_A block of data_
+ + + + +

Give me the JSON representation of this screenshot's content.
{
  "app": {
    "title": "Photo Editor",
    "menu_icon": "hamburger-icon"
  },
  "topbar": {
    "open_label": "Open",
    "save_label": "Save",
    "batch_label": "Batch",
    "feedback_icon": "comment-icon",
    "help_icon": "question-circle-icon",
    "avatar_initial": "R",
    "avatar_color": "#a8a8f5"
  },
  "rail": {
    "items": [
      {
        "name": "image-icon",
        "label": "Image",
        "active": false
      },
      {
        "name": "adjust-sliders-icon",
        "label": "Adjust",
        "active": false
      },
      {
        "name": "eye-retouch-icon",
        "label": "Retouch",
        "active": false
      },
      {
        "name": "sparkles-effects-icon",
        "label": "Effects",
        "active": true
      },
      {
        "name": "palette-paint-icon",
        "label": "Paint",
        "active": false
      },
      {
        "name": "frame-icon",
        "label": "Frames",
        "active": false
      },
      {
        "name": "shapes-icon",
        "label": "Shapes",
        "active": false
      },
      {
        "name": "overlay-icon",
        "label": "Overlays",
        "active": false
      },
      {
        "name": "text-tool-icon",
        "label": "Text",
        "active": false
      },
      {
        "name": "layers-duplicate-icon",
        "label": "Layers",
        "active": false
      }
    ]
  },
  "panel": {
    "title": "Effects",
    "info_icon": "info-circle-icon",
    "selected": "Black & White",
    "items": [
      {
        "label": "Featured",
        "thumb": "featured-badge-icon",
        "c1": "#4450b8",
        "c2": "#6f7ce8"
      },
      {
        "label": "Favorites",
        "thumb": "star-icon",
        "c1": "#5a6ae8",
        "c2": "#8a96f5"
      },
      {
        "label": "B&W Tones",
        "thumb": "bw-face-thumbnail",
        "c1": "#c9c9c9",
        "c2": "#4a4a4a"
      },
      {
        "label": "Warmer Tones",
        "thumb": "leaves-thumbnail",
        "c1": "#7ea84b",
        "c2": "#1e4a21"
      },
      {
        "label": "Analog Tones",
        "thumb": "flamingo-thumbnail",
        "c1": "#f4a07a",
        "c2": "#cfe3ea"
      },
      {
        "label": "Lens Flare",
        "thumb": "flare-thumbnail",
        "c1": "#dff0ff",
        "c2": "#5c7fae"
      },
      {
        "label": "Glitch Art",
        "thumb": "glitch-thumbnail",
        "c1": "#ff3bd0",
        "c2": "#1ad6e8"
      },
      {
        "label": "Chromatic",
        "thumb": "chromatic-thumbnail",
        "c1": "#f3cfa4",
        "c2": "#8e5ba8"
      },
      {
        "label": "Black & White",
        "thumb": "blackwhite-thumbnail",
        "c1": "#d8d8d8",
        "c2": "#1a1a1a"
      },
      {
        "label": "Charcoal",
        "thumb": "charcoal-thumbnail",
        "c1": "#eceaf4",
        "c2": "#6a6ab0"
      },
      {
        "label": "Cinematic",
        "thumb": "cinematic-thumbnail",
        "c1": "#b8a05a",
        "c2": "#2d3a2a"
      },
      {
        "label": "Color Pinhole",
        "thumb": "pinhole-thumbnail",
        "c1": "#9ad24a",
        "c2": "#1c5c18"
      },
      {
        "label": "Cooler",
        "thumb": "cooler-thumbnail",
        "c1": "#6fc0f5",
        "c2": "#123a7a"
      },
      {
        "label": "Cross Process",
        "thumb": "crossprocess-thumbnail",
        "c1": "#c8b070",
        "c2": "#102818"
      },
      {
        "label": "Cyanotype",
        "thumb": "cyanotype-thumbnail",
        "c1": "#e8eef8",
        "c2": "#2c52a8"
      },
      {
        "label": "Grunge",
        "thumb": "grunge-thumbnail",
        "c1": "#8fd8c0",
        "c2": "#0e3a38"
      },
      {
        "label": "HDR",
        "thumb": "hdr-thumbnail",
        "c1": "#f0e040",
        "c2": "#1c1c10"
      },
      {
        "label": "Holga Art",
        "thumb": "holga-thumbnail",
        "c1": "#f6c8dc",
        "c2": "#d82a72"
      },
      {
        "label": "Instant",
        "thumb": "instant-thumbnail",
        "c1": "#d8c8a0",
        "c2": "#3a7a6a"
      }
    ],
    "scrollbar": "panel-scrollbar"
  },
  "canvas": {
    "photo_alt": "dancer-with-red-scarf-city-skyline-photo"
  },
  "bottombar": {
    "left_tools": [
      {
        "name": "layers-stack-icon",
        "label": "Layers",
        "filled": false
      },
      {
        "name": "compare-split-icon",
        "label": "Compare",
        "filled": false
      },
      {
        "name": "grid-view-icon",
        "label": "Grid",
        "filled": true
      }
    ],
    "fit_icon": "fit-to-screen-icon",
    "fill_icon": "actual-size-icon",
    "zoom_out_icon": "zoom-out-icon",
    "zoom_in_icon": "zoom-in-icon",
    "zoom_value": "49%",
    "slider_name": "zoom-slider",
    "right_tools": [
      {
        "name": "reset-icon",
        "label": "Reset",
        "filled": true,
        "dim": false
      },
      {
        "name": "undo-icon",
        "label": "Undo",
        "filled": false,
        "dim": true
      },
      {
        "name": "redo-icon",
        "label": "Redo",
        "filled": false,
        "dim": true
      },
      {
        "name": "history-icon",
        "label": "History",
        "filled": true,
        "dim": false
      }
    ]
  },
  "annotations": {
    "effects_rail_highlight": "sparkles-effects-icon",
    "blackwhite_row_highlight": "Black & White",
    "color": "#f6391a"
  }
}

+ + + + +

All of the data must be returned exactly.

_Exercise response_
Give me the JSON representation of this screenshot's content.
{
  "app": {
    "title": "Photo Editor",
    "menu_icon": "hamburger-icon"
  },
  "topbar": {
    "open_label": "Open",
    "save_label": "Save",
    "batch_label": "Batch",
    "feedback_icon": "comment-icon",
    "help_icon": "question-circle-icon",
    "avatar_initial": "R",
    "avatar_color": "#a8a8f5"
  },
  "rail": {
    "items": [
      {
        "name": "image-icon",
        "label": "Image",
        "active": false
      },
      {
        "name": "adjust-sliders-icon",
        "label": "Adjust",
        "active": false
      },
      {
        "name": "eye-retouch-icon",
        "label": "Retouch",
        "active": false
      },
      {
        "name": "sparkles-effects-icon",
        "label": "Effects",
        "active": true
      },
      {
        "name": "palette-paint-icon",
        "label": "Paint",
        "active": false
      },
      {
        "name": "frame-icon",
        "label": "Frames",
        "active": false
      },
      {
        "name": "shapes-icon",
        "label": "Shapes",
        "active": false
      },
      {
        "name": "overlay-icon",
        "label": "Overlays",
        "active": false
      },
      {
        "name": "text-tool-icon",
        "label": "Text",
        "active": false
      },
      {
        "name": "layers-duplicate-icon",
        "label": "Layers",
        "active": false
      }
    ]
  },
  "panel": {
    "title": "Effects",
    "info_icon": "info-circle-icon",
    "selected": "Black & White",
    "items": [
      {
        "label": "Featured",
        "thumb": "featured-badge-icon",
        "c1": "#4450b8",
        "c2": "#6f7ce8"
      },
      {
        "label": "Favorites",
        "thumb": "star-icon",
        "c1": "#5a6ae8",
        "c2": "#8a96f5"
      },
      {
        "label": "B&W Tones",
        "thumb": "bw-face-thumbnail",
        "c1": "#c9c9c9",
        "c2": "#4a4a4a"
      },
      {
        "label": "Warmer Tones",
        "thumb": "leaves-thumbnail",
        "c1": "#7ea84b",
        "c2": "#1e4a21"
      },
      {
        "label": "Analog Tones",
        "thumb": "flamingo-thumbnail",
        "c1": "#f4a07a",
        "c2": "#cfe3ea"
      },
      {
        "label": "Lens Flare",
        "thumb": "flare-thumbnail",
        "c1": "#dff0ff",
        "c2": "#5c7fae"
      },
      {
        "label": "Glitch Art",
        "thumb": "glitch-thumbnail",
        "c1": "#ff3bd0",
        "c2": "#1ad6e8"
      },
      {
        "label": "Chromatic",
        "thumb": "chromatic-thumbnail",
        "c1": "#f3cfa4",
        "c2": "#8e5ba8"
      },
      {
        "label": "Black & White",
        "thumb": "blackwhite-thumbnail",
        "c1": "#d8d8d8",
        "c2": "#1a1a1a"
      },
      {
        "label": "Charcoal",
        "thumb": "charcoal-thumbnail",
        "c1": "#eceaf4",
        "c2": "#6a6ab0"
      },
      {
        "label": "Cinematic",
        "thumb": "cinematic-thumbnail",
        "c1": "#b8a05a",
        "c2": "#2d3a2a"
      },
      {
        "label": "Color Pinhole",
        "thumb": "pinhole-thumbnail",
        "c1": "#9ad24a",
        "c2": "#1c5c18"
      },
      {
        "label": "Cooler",
        "thumb": "cooler-thumbnail",
        "c1": "#6fc0f5",
        "c2": "#123a7a"
      },
      {
        "label": "Cross Process",
        "thumb": "crossprocess-thumbnail",
        "c1": "#c8b070",
        "c2": "#102818"
      },
      {
        "label": "Cyanotype",
        "thumb": "cyanotype-thumbnail",
        "c1": "#e8eef8",
        "c2": "#2c52a8"
      },
      {
        "label": "Grunge",
        "thumb": "grunge-thumbnail",
        "c1": "#8fd8c0",
        "c2": "#0e3a38"
      },
      {
        "label": "HDR",
        "thumb": "hdr-thumbnail",
        "c1": "#f0e040",
        "c2": "#1c1c10"
      },
      {
        "label": "Holga Art",
        "thumb": "holga-thumbnail",
        "c1": "#f6c8dc",
        "c2": "#d82a72"
      },
      {
        "label": "Instant",
        "thumb": "instant-thumbnail",
        "c1": "#d8c8a0",
        "c2": "#3a7a6a"
      }
    ],
    "scrollbar": "panel-scrollbar"
  },
  "canvas": {
    "photo_alt": "dancer-with-red-scarf-city-skyline-photo"
  },
  "bottombar": {
    "left_tools": [
      {
        "name": "layers-stack-icon",
        "label": "Layers",
        "filled": false
      },
      {
        "name": "compare-split-icon",
        "label": "Compare",
        "filled": false
      },
      {
        "name": "grid-view-icon",
        "label": "Grid",
        "filled": true
      }
    ],
    "fit_icon": "fit-to-screen-icon",
    "fill_icon": "actual-size-icon",
    "zoom_out_icon": "zoom-out-icon",
    "zoom_in_icon": "zoom-in-icon",
    "zoom_value": "49%",
    "slider_name": "zoom-slider",
    "right_tools": [
      {
        "name": "reset-icon",
        "label": "Reset",
        "filled": true,
        "dim": false
      },
      {
        "name": "undo-icon",
        "label": "Undo",
        "filled": false,
        "dim": true
      },
      {
        "name": "redo-icon",
        "label": "Redo",
        "filled": false,
        "dim": true
      },
      {
        "name": "history-icon",
        "label": "History",
        "filled": true,
        "dim": false
      }
    ]
  },
  "annotations": {
    "effects_rail_highlight": "sparkles-effects-icon",
    "blackwhite_row_highlight": "Black & White",
    "color": "#f6391a"
  }
}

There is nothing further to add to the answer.